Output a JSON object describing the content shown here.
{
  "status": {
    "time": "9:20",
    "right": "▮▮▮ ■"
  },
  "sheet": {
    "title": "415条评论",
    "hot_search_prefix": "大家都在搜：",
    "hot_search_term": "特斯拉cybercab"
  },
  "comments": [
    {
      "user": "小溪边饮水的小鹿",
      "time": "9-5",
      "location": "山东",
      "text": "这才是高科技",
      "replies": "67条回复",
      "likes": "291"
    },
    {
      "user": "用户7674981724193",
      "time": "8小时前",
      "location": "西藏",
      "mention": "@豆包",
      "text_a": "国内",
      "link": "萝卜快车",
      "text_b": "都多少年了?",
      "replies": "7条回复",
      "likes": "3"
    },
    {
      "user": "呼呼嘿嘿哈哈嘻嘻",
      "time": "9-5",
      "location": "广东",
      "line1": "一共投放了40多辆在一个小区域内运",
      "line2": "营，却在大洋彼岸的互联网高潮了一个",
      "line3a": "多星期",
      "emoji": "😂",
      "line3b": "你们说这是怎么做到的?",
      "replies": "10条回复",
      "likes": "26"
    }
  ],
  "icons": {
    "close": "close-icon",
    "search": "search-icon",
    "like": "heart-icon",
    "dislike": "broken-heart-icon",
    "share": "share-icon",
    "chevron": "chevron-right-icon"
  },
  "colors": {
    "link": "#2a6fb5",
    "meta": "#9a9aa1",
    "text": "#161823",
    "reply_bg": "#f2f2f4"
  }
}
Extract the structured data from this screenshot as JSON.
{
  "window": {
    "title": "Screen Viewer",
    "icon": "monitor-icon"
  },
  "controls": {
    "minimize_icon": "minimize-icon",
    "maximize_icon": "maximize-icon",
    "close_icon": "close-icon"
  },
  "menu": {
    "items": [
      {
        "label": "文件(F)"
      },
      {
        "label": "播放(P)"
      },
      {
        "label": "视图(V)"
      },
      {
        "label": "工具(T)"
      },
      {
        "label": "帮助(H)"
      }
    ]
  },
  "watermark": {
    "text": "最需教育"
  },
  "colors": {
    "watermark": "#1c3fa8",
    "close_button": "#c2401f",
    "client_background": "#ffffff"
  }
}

────────────────────────────────────────

▶ Aim
Above are some records; extract every one of them exactly.

▶ Response to this exercise
Output a JSON object describing the content shown here.
{
  "status": {
    "time": "9:20",
    "right": "▮▮▮ ■"
  },
  "sheet": {
    "title": "415条评论",
    "hot_search_prefix": "大家都在搜：",
    "hot_search_term": "特斯拉cybercab"
  },
  "comments": [
    {
      "user": "小溪边饮水的小鹿",
      "time": "9-5",
      "location": "山东",
      "text": "这才是高科技",
      "replies": "67条回复",
      "likes": "291"
    },
    {
      "user": "用户7674981724193",
      "time": "8小时前",
      "location": "西藏",
      "mention": "@豆包",
      "text_a": "国内",
      "link": "萝卜快车",
      "text_b": "都多少年了?",
      "replies": "7条回复",
      "likes": "3"
    },
    {
      "user": "呼呼嘿嘿哈哈嘻嘻",
      "time": "9-5",
      "location": "广东",
      "line1": "一共投放了40多辆在一个小区域内运",
      "line2": "营，却在大洋彼岸的互联网高潮了一个",
      "line3a": "多星期",
      "emoji": "😂",
      "line3b": "你们说这是怎么做到的?",
      "replies": "10条回复",
      "likes": "26"
    }
  ],
  "icons": {
    "close": "close-icon",
    "search": "search-icon",
    "like": "heart-icon",
    "dislike": "broken-heart-icon",
    "share": "share-icon",
    "chevron": "chevron-right-icon"
  },
  "colors": {
    "link": "#2a6fb5",
    "meta": "#9a9aa1",
    "text": "#161823",
    "reply_bg": "#f2f2f4"
  }
}
Extract the structured data from this screenshot as JSON.
{
  "window": {
    "title": "Screen Viewer",
    "icon": "monitor-icon"
  },
  "controls": {
    "minimize_icon": "minimize-icon",
    "maximize_icon": "maximize-icon",
    "close_icon": "close-icon"
  },
  "menu": {
    "items": [
      {
        "label": "文件(F)"
      },
      {
        "label": "播放(P)"
      },
      {
        "label": "视图(V)"
      },
      {
        "label": "工具(T)"
      },
      {
        "label": "帮助(H)"
      }
    ]
  },
  "watermark": {
    "text": "最需教育"
  },
  "colors": {
    "watermark": "#1c3fa8",
    "close_button": "#c2401f",
    "client_background": "#ffffff"
  }
}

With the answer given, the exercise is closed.